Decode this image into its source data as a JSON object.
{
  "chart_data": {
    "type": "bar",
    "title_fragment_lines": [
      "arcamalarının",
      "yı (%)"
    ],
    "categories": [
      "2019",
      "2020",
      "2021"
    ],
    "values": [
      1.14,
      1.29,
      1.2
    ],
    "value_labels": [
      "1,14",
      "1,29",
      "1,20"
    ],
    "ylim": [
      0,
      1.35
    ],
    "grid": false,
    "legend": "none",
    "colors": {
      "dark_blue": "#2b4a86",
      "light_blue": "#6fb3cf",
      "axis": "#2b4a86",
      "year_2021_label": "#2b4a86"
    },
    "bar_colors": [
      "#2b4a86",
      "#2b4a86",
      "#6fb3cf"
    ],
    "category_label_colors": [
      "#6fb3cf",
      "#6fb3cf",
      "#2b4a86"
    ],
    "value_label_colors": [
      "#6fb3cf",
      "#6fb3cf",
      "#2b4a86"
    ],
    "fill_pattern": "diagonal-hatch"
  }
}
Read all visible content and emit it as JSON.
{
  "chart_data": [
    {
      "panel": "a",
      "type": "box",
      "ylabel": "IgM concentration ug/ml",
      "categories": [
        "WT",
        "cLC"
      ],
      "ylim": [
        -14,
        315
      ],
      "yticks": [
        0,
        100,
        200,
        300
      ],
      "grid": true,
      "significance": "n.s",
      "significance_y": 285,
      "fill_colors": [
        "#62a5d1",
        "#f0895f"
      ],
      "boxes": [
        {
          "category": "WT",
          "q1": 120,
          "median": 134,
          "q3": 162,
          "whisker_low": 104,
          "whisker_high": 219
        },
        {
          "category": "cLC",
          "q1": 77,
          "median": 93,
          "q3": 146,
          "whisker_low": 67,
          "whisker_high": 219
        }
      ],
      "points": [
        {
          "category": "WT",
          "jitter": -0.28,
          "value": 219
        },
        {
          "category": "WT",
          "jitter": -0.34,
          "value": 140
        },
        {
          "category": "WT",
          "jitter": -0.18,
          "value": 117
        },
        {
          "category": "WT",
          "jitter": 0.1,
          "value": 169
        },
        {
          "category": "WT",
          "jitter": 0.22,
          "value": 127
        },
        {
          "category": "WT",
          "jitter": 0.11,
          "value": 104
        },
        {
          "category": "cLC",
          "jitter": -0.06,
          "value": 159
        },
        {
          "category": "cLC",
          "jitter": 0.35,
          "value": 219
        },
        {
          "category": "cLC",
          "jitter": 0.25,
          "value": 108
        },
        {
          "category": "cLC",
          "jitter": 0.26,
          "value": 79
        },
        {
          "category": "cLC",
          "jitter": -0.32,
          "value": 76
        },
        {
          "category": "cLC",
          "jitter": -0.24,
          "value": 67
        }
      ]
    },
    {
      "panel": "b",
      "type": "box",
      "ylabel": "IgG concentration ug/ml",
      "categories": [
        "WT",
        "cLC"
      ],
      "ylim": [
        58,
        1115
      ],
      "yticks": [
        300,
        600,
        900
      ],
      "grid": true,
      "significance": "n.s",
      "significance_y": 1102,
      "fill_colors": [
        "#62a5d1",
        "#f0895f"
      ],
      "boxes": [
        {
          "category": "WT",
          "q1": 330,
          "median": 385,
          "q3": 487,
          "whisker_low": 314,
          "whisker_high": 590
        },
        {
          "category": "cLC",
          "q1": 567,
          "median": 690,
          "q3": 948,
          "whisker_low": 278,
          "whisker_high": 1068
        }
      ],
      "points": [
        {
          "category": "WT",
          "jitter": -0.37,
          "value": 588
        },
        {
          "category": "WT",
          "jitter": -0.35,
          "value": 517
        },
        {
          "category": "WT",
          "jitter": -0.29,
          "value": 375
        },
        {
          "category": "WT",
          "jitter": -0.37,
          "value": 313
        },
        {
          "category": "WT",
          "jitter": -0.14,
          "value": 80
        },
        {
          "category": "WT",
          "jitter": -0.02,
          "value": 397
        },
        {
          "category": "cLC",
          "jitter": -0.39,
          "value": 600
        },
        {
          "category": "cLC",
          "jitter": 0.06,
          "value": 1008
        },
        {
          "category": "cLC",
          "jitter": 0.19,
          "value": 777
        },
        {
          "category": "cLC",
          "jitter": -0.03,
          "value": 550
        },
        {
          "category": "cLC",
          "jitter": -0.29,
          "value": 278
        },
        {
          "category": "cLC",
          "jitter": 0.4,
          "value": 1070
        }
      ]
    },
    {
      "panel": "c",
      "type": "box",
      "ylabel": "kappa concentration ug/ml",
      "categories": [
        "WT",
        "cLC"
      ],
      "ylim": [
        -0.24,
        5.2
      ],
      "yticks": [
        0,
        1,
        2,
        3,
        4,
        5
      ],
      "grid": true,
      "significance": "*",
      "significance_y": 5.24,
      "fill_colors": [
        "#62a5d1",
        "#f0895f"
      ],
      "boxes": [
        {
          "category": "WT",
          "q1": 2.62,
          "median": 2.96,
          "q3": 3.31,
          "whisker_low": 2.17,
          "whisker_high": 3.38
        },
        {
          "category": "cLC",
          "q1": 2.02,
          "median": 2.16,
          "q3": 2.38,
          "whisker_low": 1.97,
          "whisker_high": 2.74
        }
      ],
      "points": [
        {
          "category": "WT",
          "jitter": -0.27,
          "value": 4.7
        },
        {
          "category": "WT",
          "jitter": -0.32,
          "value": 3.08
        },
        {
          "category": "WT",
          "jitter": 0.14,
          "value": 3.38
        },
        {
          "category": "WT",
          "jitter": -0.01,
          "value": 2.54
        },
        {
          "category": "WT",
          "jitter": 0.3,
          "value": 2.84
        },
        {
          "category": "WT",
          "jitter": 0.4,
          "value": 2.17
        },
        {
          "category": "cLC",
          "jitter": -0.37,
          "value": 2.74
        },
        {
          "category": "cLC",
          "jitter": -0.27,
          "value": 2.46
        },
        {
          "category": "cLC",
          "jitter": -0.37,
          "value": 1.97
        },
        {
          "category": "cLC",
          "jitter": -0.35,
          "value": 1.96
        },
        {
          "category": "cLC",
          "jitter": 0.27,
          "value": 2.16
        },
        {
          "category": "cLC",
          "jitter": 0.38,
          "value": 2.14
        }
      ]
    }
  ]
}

> DIRECTION
Lines containing the string "concentration" should be counted; reply with their number and nothing more.

> SOLVED EXERCISE
3